Problem description:
Scan the following material for the string "close" and copy each line in which it appears.

Figure dataset records:
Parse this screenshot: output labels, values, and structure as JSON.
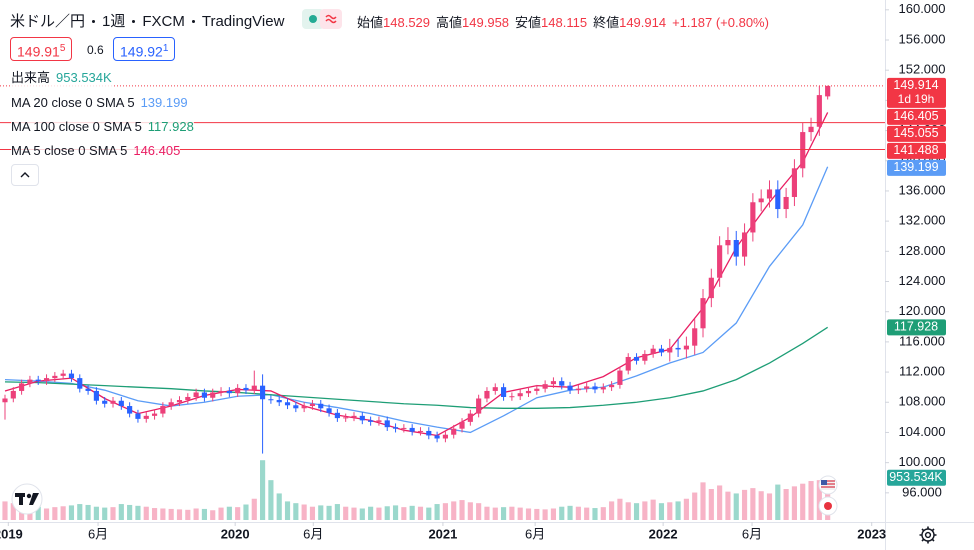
{
  "header": {
    "symbol": "米ドル／円",
    "interval": "1週",
    "source": "FXCM",
    "platform": "TradingView",
    "ohlc": [
      {
        "label": "始値",
        "value": "148.529"
      },
      {
        "label": "高値",
        "value": "149.958"
      },
      {
        "label": "安値",
        "value": "148.115"
      },
      {
        "label": "終値",
        "value": "149.914"
      }
    ],
    "change": "+1.187 (+0.80%)",
    "sell": {
      "price": "149.91",
      "pip": "5"
    },
    "spread": "0.6",
    "buy": {
      "price": "149.92",
      "pip": "1"
    }
  },
  "chart_data": {
    "type": "candlestick",
    "xlim": [
      -0.6,
      105.9
    ],
    "xticks": [
      {
        "value": 0.4,
        "label": "2019"
      },
      {
        "value": 11.2,
        "label": "6月"
      },
      {
        "value": 27.7,
        "label": "2020"
      },
      {
        "value": 37.1,
        "label": "6月"
      },
      {
        "value": 52.7,
        "label": "2021"
      },
      {
        "value": 63.8,
        "label": "6月"
      },
      {
        "value": 79.2,
        "label": "2022"
      },
      {
        "value": 89.9,
        "label": "6月"
      },
      {
        "value": 104.3,
        "label": "2023"
      }
    ],
    "ylim": [
      92.4,
      161.3
    ],
    "yticks": [
      {
        "value": 96,
        "label": "96.000"
      },
      {
        "value": 100,
        "label": "100.000"
      },
      {
        "value": 104,
        "label": "104.000"
      },
      {
        "value": 108,
        "label": "108.000"
      },
      {
        "value": 112,
        "label": "112.000"
      },
      {
        "value": 116,
        "label": "116.000"
      },
      {
        "value": 120,
        "label": "120.000"
      },
      {
        "value": 124,
        "label": "124.000"
      },
      {
        "value": 128,
        "label": "128.000"
      },
      {
        "value": 132,
        "label": "132.000"
      },
      {
        "value": 136,
        "label": "136.000"
      },
      {
        "value": 140,
        "label": "140.000"
      },
      {
        "value": 144,
        "label": "144.000"
      },
      {
        "value": 148,
        "label": "148.000"
      },
      {
        "value": 152,
        "label": "152.000"
      },
      {
        "value": 156,
        "label": "156.000"
      },
      {
        "value": 160,
        "label": "160.000"
      }
    ],
    "up_color": "#ec407a",
    "down_color": "#2962ff",
    "open": [
      108.0,
      108.5,
      109.5,
      110.5,
      111.0,
      110.8,
      111.2,
      111.5,
      111.8,
      111.2,
      109.8,
      109.5,
      108.2,
      107.8,
      108.2,
      107.5,
      106.5,
      105.8,
      106.2,
      106.5,
      107.5,
      108.0,
      108.3,
      108.7,
      109.3,
      108.6,
      109.3,
      109.5,
      109.2,
      109.9,
      109.6,
      110.2,
      108.4,
      108.3,
      108.0,
      107.6,
      107.2,
      107.5,
      107.8,
      107.2,
      106.6,
      105.9,
      106.0,
      106.2,
      105.6,
      105.4,
      105.6,
      104.7,
      104.5,
      104.6,
      104.1,
      104.2,
      103.6,
      103.2,
      103.7,
      104.5,
      105.4,
      106.5,
      108.5,
      109.5,
      110.0,
      108.7,
      108.8,
      109.2,
      109.5,
      109.8,
      110.4,
      110.8,
      110.2,
      109.6,
      109.8,
      110.1,
      109.7,
      110.0,
      110.3,
      112.2,
      114.0,
      113.5,
      114.4,
      115.1,
      114.6,
      115.2,
      115.0,
      115.5,
      117.8,
      121.8,
      124.5,
      128.8,
      129.5,
      127.3,
      130.5,
      134.5,
      135.0,
      136.2,
      133.6,
      135.2,
      139.0,
      143.8,
      144.5,
      148.529
    ],
    "high": [
      109.0,
      110.0,
      111.0,
      111.5,
      111.5,
      111.7,
      112.0,
      112.3,
      112.3,
      111.7,
      110.3,
      110.0,
      108.7,
      108.7,
      108.7,
      108.0,
      107.0,
      106.7,
      107.0,
      108.0,
      108.5,
      108.8,
      109.2,
      109.8,
      109.8,
      109.8,
      110.0,
      110.0,
      110.4,
      110.4,
      112.2,
      111.7,
      108.9,
      108.8,
      108.5,
      108.1,
      108.0,
      108.3,
      108.3,
      107.7,
      107.1,
      106.5,
      106.7,
      106.7,
      106.1,
      106.1,
      106.1,
      105.2,
      105.1,
      105.1,
      104.7,
      104.7,
      104.1,
      104.2,
      105.0,
      105.9,
      107.0,
      109.0,
      110.0,
      110.5,
      110.5,
      109.3,
      109.7,
      110.0,
      110.3,
      110.9,
      111.3,
      111.3,
      110.7,
      110.3,
      110.6,
      110.6,
      110.5,
      110.8,
      112.7,
      114.5,
      114.5,
      114.9,
      115.6,
      115.6,
      116.4,
      116.4,
      116.7,
      119.0,
      123.0,
      125.7,
      130.0,
      131.2,
      130.7,
      131.7,
      135.7,
      136.2,
      137.4,
      137.4,
      136.4,
      140.2,
      145.0,
      145.7,
      149.9,
      149.958
    ],
    "low": [
      105.7,
      108.0,
      109.0,
      110.0,
      110.3,
      110.3,
      110.7,
      111.0,
      110.7,
      109.3,
      109.0,
      107.7,
      107.3,
      107.3,
      107.0,
      106.0,
      105.3,
      105.3,
      105.7,
      106.0,
      107.0,
      107.5,
      107.8,
      108.2,
      108.1,
      108.1,
      108.8,
      108.7,
      108.7,
      109.1,
      109.1,
      101.2,
      107.8,
      107.5,
      107.1,
      106.7,
      106.7,
      107.0,
      106.7,
      106.1,
      105.4,
      105.4,
      105.5,
      105.1,
      104.9,
      104.9,
      104.2,
      104.0,
      104.0,
      103.6,
      103.6,
      103.1,
      102.7,
      102.7,
      103.2,
      104.0,
      104.9,
      106.0,
      108.0,
      109.0,
      108.2,
      108.2,
      108.3,
      108.7,
      109.0,
      109.3,
      109.9,
      109.7,
      109.1,
      109.1,
      109.3,
      109.2,
      109.2,
      109.5,
      109.8,
      111.7,
      113.0,
      113.0,
      113.9,
      114.1,
      113.4,
      114.0,
      113.8,
      114.3,
      116.6,
      120.6,
      123.3,
      127.6,
      126.1,
      126.1,
      129.3,
      133.3,
      133.8,
      132.4,
      132.4,
      134.0,
      137.8,
      142.6,
      143.3,
      148.115
    ],
    "close": [
      108.5,
      109.5,
      110.5,
      111.0,
      110.8,
      111.2,
      111.5,
      111.8,
      111.2,
      109.8,
      109.5,
      108.2,
      107.8,
      108.2,
      107.5,
      106.5,
      105.8,
      106.2,
      106.5,
      107.5,
      108.0,
      108.3,
      108.7,
      109.3,
      108.6,
      109.3,
      109.5,
      109.2,
      109.9,
      109.6,
      110.2,
      108.4,
      108.3,
      108.0,
      107.6,
      107.2,
      107.5,
      107.8,
      107.2,
      106.6,
      105.9,
      106.0,
      106.2,
      105.6,
      105.4,
      105.6,
      104.7,
      104.5,
      104.6,
      104.1,
      104.2,
      103.6,
      103.2,
      103.7,
      104.5,
      105.4,
      106.5,
      108.5,
      109.5,
      110.0,
      108.7,
      108.8,
      109.2,
      109.5,
      109.8,
      110.4,
      110.8,
      110.2,
      109.6,
      109.8,
      110.1,
      109.7,
      110.0,
      110.3,
      112.2,
      114.0,
      113.5,
      114.4,
      115.1,
      114.6,
      115.2,
      115.0,
      115.5,
      117.8,
      121.8,
      124.5,
      128.8,
      129.5,
      127.3,
      130.5,
      134.5,
      135.0,
      136.2,
      133.6,
      135.2,
      139.0,
      143.8,
      144.5,
      148.7,
      149.914
    ],
    "volume": {
      "name": "出来高",
      "legend_value": "953.534K",
      "color": "#26a69a",
      "ylim": [
        0,
        1400
      ],
      "up_color": "#f7b3c6",
      "down_color": "#9bd8cc",
      "values": [
        420,
        380,
        310,
        280,
        300,
        260,
        290,
        310,
        330,
        360,
        340,
        300,
        280,
        290,
        360,
        340,
        320,
        300,
        270,
        260,
        250,
        240,
        230,
        260,
        250,
        220,
        280,
        300,
        290,
        350,
        480,
        1350,
        900,
        600,
        420,
        380,
        350,
        300,
        330,
        320,
        360,
        300,
        280,
        260,
        300,
        280,
        310,
        330,
        290,
        320,
        300,
        280,
        360,
        380,
        420,
        450,
        400,
        380,
        300,
        280,
        290,
        300,
        280,
        260,
        250,
        240,
        260,
        300,
        320,
        300,
        280,
        270,
        290,
        420,
        480,
        400,
        380,
        420,
        460,
        380,
        400,
        420,
        480,
        620,
        850,
        700,
        780,
        640,
        600,
        680,
        720,
        650,
        600,
        800,
        700,
        760,
        820,
        880,
        900,
        953.534
      ],
      "tag": {
        "value": 953.534,
        "label": "953.534K"
      }
    },
    "series": [
      {
        "name": "MA 20 close 0 SMA 5",
        "legend_value": "139.199",
        "color": "#5b9cf6",
        "x": [
          0,
          4,
          8,
          12,
          16,
          20,
          24,
          28,
          32,
          36,
          40,
          44,
          48,
          52,
          56,
          60,
          64,
          68,
          72,
          76,
          80,
          84,
          88,
          92,
          96,
          99
        ],
        "values": [
          111.0,
          110.8,
          110.5,
          109.6,
          108.2,
          107.5,
          108.0,
          108.8,
          109.0,
          108.0,
          107.3,
          106.5,
          105.5,
          104.7,
          104.0,
          106.2,
          108.6,
          109.6,
          110.0,
          111.5,
          113.2,
          114.6,
          118.5,
          126.0,
          131.5,
          139.199
        ]
      },
      {
        "name": "MA 100 close 0 SMA 5",
        "legend_value": "117.928",
        "color": "#1e9e76",
        "x": [
          0,
          4,
          8,
          12,
          16,
          20,
          24,
          28,
          32,
          36,
          40,
          44,
          48,
          52,
          56,
          60,
          64,
          68,
          72,
          76,
          80,
          84,
          88,
          92,
          96,
          99
        ],
        "values": [
          110.7,
          110.6,
          110.4,
          110.2,
          110.0,
          109.8,
          109.5,
          109.3,
          109.0,
          108.7,
          108.4,
          108.1,
          107.8,
          107.6,
          107.3,
          107.2,
          107.2,
          107.3,
          107.6,
          108.0,
          108.6,
          109.5,
          111.0,
          113.2,
          115.8,
          117.928
        ]
      },
      {
        "name": "MA 5 close 0 SMA 5",
        "legend_value": "146.405",
        "color": "#e91e63",
        "x": [
          0,
          4,
          8,
          12,
          16,
          20,
          24,
          28,
          32,
          36,
          40,
          44,
          48,
          52,
          56,
          60,
          64,
          68,
          72,
          76,
          80,
          84,
          88,
          92,
          96,
          99
        ],
        "values": [
          109.5,
          110.8,
          111.2,
          108.5,
          106.5,
          107.5,
          108.9,
          109.7,
          109.5,
          107.5,
          106.3,
          105.6,
          104.3,
          103.6,
          106.0,
          109.3,
          110.2,
          110.0,
          111.4,
          113.9,
          115.0,
          120.5,
          128.5,
          134.5,
          139.8,
          146.405
        ]
      }
    ],
    "price_tags": [
      {
        "value": 149.914,
        "label": "149.914",
        "sub": "1d 19h",
        "color": "#f23645",
        "line": "dotted"
      },
      {
        "value": 146.405,
        "label": "146.405",
        "color": "#f23645"
      },
      {
        "value": 145.055,
        "label": "145.055",
        "color": "#f23645",
        "line": "solid"
      },
      {
        "value": 141.488,
        "label": "141.488",
        "color": "#f23645",
        "line": "solid"
      },
      {
        "value": 139.199,
        "label": "139.199",
        "color": "#5b9cf6"
      },
      {
        "value": 117.928,
        "label": "117.928",
        "color": "#1e9e76"
      }
    ]
  }
}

Problem solution:
    "close": [
        "name": "MA 20 close 0 SMA 5",
        "name": "MA 100 close 0 SMA 5",
        "name": "MA 5 close 0 SMA 5",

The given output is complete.